[A block of data]
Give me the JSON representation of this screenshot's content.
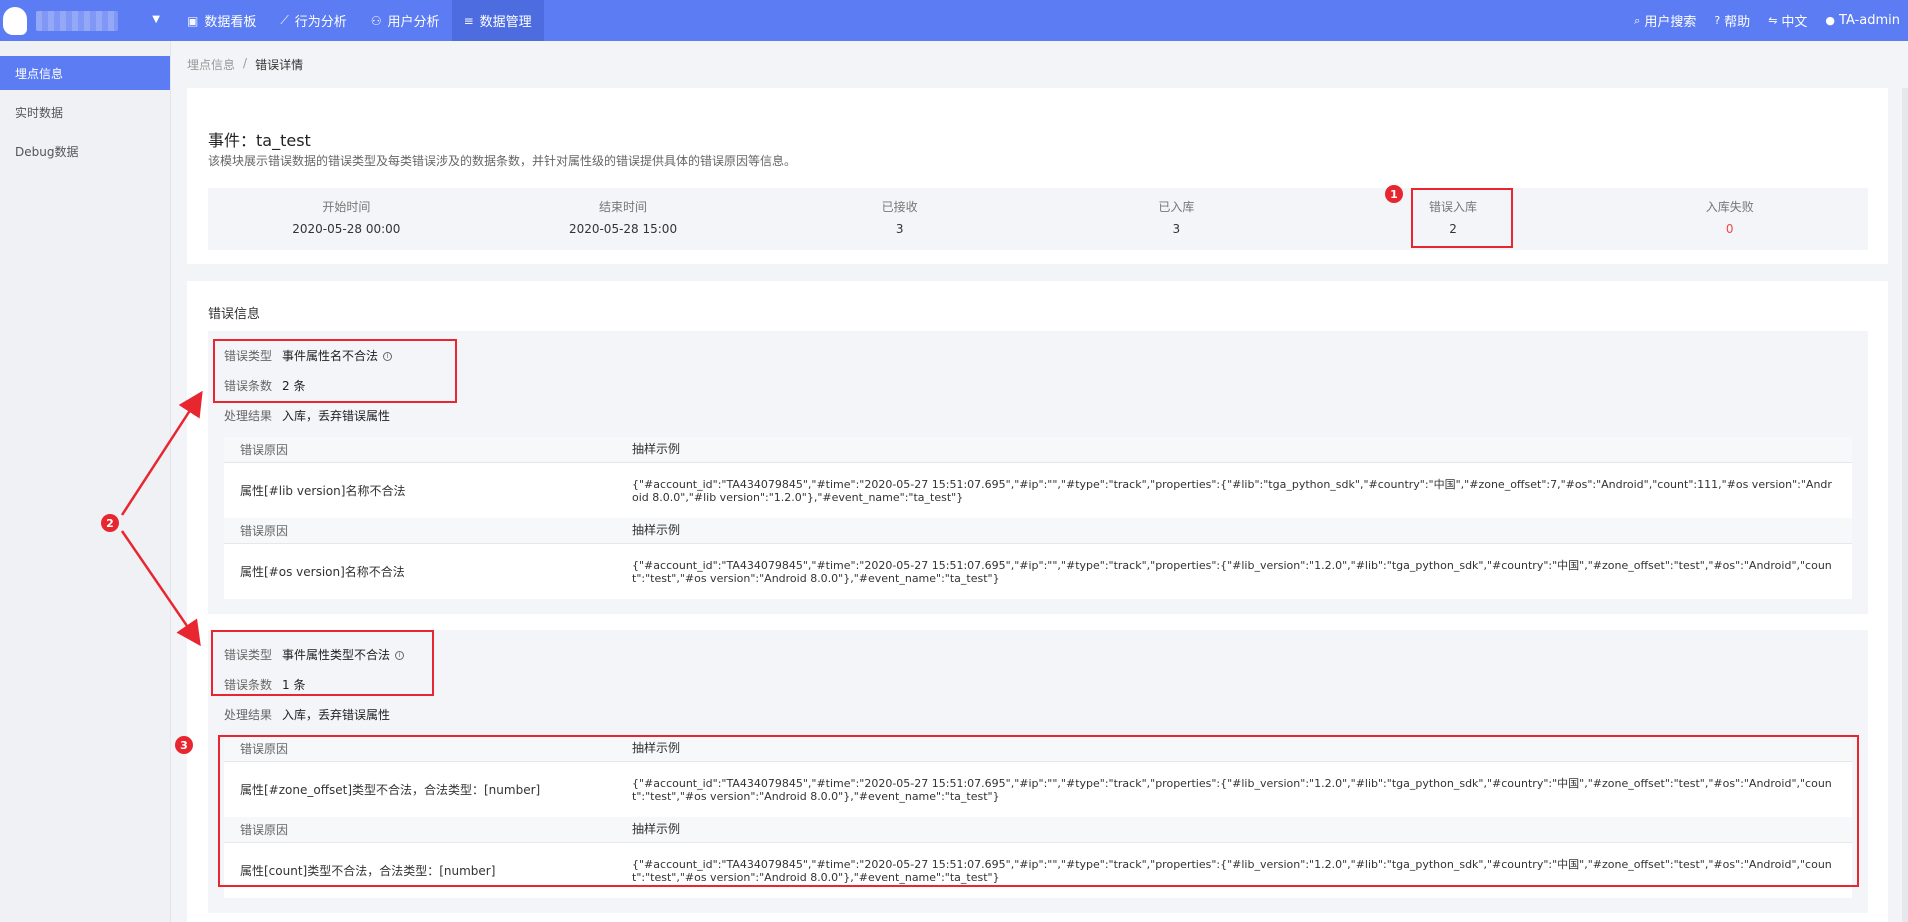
{
  "topbar": {
    "nav": [
      {
        "icon": "dashboard-icon",
        "glyph": "▣",
        "label": "数据看板"
      },
      {
        "icon": "line-chart-icon",
        "glyph": "⟋",
        "label": "行为分析"
      },
      {
        "icon": "user-icon",
        "glyph": "⚇",
        "label": "用户分析"
      },
      {
        "icon": "database-icon",
        "glyph": "≡",
        "label": "数据管理"
      }
    ],
    "right": [
      {
        "icon": "search-icon",
        "glyph": "⌕",
        "label": "用户搜索"
      },
      {
        "icon": "help-icon",
        "glyph": "?",
        "label": "帮助"
      },
      {
        "icon": "language-icon",
        "glyph": "⇋",
        "label": "中文"
      },
      {
        "icon": "account-icon",
        "glyph": "●",
        "label": "TA-admin"
      }
    ],
    "accent": "#5b7cf2"
  },
  "sidebar": {
    "items": [
      {
        "label": "埋点信息",
        "active": true
      },
      {
        "label": "实时数据",
        "active": false
      },
      {
        "label": "Debug数据",
        "active": false
      }
    ]
  },
  "breadcrumb": {
    "parent": "埋点信息",
    "separator": "/",
    "current": "错误详情"
  },
  "event": {
    "title": "事件：ta_test",
    "description": "该模块展示错误数据的错误类型及每类错误涉及的数据条数，并针对属性级的错误提供具体的错误原因等信息。"
  },
  "stats": [
    {
      "label": "开始时间",
      "value": "2020-05-28 00:00"
    },
    {
      "label": "结束时间",
      "value": "2020-05-28 15:00"
    },
    {
      "label": "已接收",
      "value": "3"
    },
    {
      "label": "已入库",
      "value": "3"
    },
    {
      "label": "错误入库",
      "value": "2"
    },
    {
      "label": "入库失败",
      "value": "0"
    }
  ],
  "errors": {
    "section_title": "错误信息",
    "labels": {
      "type": "错误类型",
      "count": "错误条数",
      "result": "处理结果",
      "reason": "错误原因",
      "sample": "抽样示例"
    },
    "groups": [
      {
        "type": "事件属性名不合法",
        "count": "2 条",
        "result": "入库，丢弃错误属性",
        "rows": [
          {
            "reason": "属性[#lib version]名称不合法",
            "sample": "{\"#account_id\":\"TA434079845\",\"#time\":\"2020-05-27 15:51:07.695\",\"#ip\":\"\",\"#type\":\"track\",\"properties\":{\"#lib\":\"tga_python_sdk\",\"#country\":\"中国\",\"#zone_offset\":7,\"#os\":\"Android\",\"count\":111,\"#os version\":\"Android 8.0.0\",\"#lib version\":\"1.2.0\"},\"#event_name\":\"ta_test\"}"
          },
          {
            "reason": "属性[#os version]名称不合法",
            "sample": "{\"#account_id\":\"TA434079845\",\"#time\":\"2020-05-27 15:51:07.695\",\"#ip\":\"\",\"#type\":\"track\",\"properties\":{\"#lib_version\":\"1.2.0\",\"#lib\":\"tga_python_sdk\",\"#country\":\"中国\",\"#zone_offset\":\"test\",\"#os\":\"Android\",\"count\":\"test\",\"#os version\":\"Android 8.0.0\"},\"#event_name\":\"ta_test\"}"
          }
        ]
      },
      {
        "type": "事件属性类型不合法",
        "count": "1 条",
        "result": "入库，丢弃错误属性",
        "rows": [
          {
            "reason": "属性[#zone_offset]类型不合法，合法类型：[number]",
            "sample": "{\"#account_id\":\"TA434079845\",\"#time\":\"2020-05-27 15:51:07.695\",\"#ip\":\"\",\"#type\":\"track\",\"properties\":{\"#lib_version\":\"1.2.0\",\"#lib\":\"tga_python_sdk\",\"#country\":\"中国\",\"#zone_offset\":\"test\",\"#os\":\"Android\",\"count\":\"test\",\"#os version\":\"Android 8.0.0\"},\"#event_name\":\"ta_test\"}"
          },
          {
            "reason": "属性[count]类型不合法，合法类型：[number]",
            "sample": "{\"#account_id\":\"TA434079845\",\"#time\":\"2020-05-27 15:51:07.695\",\"#ip\":\"\",\"#type\":\"track\",\"properties\":{\"#lib_version\":\"1.2.0\",\"#lib\":\"tga_python_sdk\",\"#country\":\"中国\",\"#zone_offset\":\"test\",\"#os\":\"Android\",\"count\":\"test\",\"#os version\":\"Android 8.0.0\"},\"#event_name\":\"ta_test\"}"
          }
        ]
      }
    ]
  },
  "annotations": {
    "badges": [
      "1",
      "2",
      "3"
    ],
    "color": "#e8262f"
  }
}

EXERCISE GOAL: Write out the full set of lines verbatim, without the pictures.

COMPLETED TASK:
Give me the JSON representation of this screenshot's content.
{
  "topbar": {
    "nav": [
      {
        "icon": "dashboard-icon",
        "glyph": "▣",
        "label": "数据看板"
      },
      {
        "icon": "line-chart-icon",
        "glyph": "⟋",
        "label": "行为分析"
      },
      {
        "icon": "user-icon",
        "glyph": "⚇",
        "label": "用户分析"
      },
      {
        "icon": "database-icon",
        "glyph": "≡",
        "label": "数据管理"
      }
    ],
    "right": [
      {
        "icon": "search-icon",
        "glyph": "⌕",
        "label": "用户搜索"
      },
      {
        "icon": "help-icon",
        "glyph": "?",
        "label": "帮助"
      },
      {
        "icon": "language-icon",
        "glyph": "⇋",
        "label": "中文"
      },
      {
        "icon": "account-icon",
        "glyph": "●",
        "label": "TA-admin"
      }
    ],
    "accent": "#5b7cf2"
  },
  "sidebar": {
    "items": [
      {
        "label": "埋点信息",
        "active": true
      },
      {
        "label": "实时数据",
        "active": false
      },
      {
        "label": "Debug数据",
        "active": false
      }
    ]
  },
  "breadcrumb": {
    "parent": "埋点信息",
    "separator": "/",
    "current": "错误详情"
  },
  "event": {
    "title": "事件：ta_test",
    "description": "该模块展示错误数据的错误类型及每类错误涉及的数据条数，并针对属性级的错误提供具体的错误原因等信息。"
  },
  "stats": [
    {
      "label": "开始时间",
      "value": "2020-05-28 00:00"
    },
    {
      "label": "结束时间",
      "value": "2020-05-28 15:00"
    },
    {
      "label": "已接收",
      "value": "3"
    },
    {
      "label": "已入库",
      "value": "3"
    },
    {
      "label": "错误入库",
      "value": "2"
    },
    {
      "label": "入库失败",
      "value": "0"
    }
  ],
  "errors": {
    "section_title": "错误信息",
    "labels": {
      "type": "错误类型",
      "count": "错误条数",
      "result": "处理结果",
      "reason": "错误原因",
      "sample": "抽样示例"
    },
    "groups": [
      {
        "type": "事件属性名不合法",
        "count": "2 条",
        "result": "入库，丢弃错误属性",
        "rows": [
          {
            "reason": "属性[#lib version]名称不合法",
            "sample": "{\"#account_id\":\"TA434079845\",\"#time\":\"2020-05-27 15:51:07.695\",\"#ip\":\"\",\"#type\":\"track\",\"properties\":{\"#lib\":\"tga_python_sdk\",\"#country\":\"中国\",\"#zone_offset\":7,\"#os\":\"Android\",\"count\":111,\"#os version\":\"Android 8.0.0\",\"#lib version\":\"1.2.0\"},\"#event_name\":\"ta_test\"}"
          },
          {
            "reason": "属性[#os version]名称不合法",
            "sample": "{\"#account_id\":\"TA434079845\",\"#time\":\"2020-05-27 15:51:07.695\",\"#ip\":\"\",\"#type\":\"track\",\"properties\":{\"#lib_version\":\"1.2.0\",\"#lib\":\"tga_python_sdk\",\"#country\":\"中国\",\"#zone_offset\":\"test\",\"#os\":\"Android\",\"count\":\"test\",\"#os version\":\"Android 8.0.0\"},\"#event_name\":\"ta_test\"}"
          }
        ]
      },
      {
        "type": "事件属性类型不合法",
        "count": "1 条",
        "result": "入库，丢弃错误属性",
        "rows": [
          {
            "reason": "属性[#zone_offset]类型不合法，合法类型：[number]",
            "sample": "{\"#account_id\":\"TA434079845\",\"#time\":\"2020-05-27 15:51:07.695\",\"#ip\":\"\",\"#type\":\"track\",\"properties\":{\"#lib_version\":\"1.2.0\",\"#lib\":\"tga_python_sdk\",\"#country\":\"中国\",\"#zone_offset\":\"test\",\"#os\":\"Android\",\"count\":\"test\",\"#os version\":\"Android 8.0.0\"},\"#event_name\":\"ta_test\"}"
          },
          {
            "reason": "属性[count]类型不合法，合法类型：[number]",
            "sample": "{\"#account_id\":\"TA434079845\",\"#time\":\"2020-05-27 15:51:07.695\",\"#ip\":\"\",\"#type\":\"track\",\"properties\":{\"#lib_version\":\"1.2.0\",\"#lib\":\"tga_python_sdk\",\"#country\":\"中国\",\"#zone_offset\":\"test\",\"#os\":\"Android\",\"count\":\"test\",\"#os version\":\"Android 8.0.0\"},\"#event_name\":\"ta_test\"}"
          }
        ]
      }
    ]
  },
  "annotations": {
    "badges": [
      "1",
      "2",
      "3"
    ],
    "color": "#e8262f"
  }
}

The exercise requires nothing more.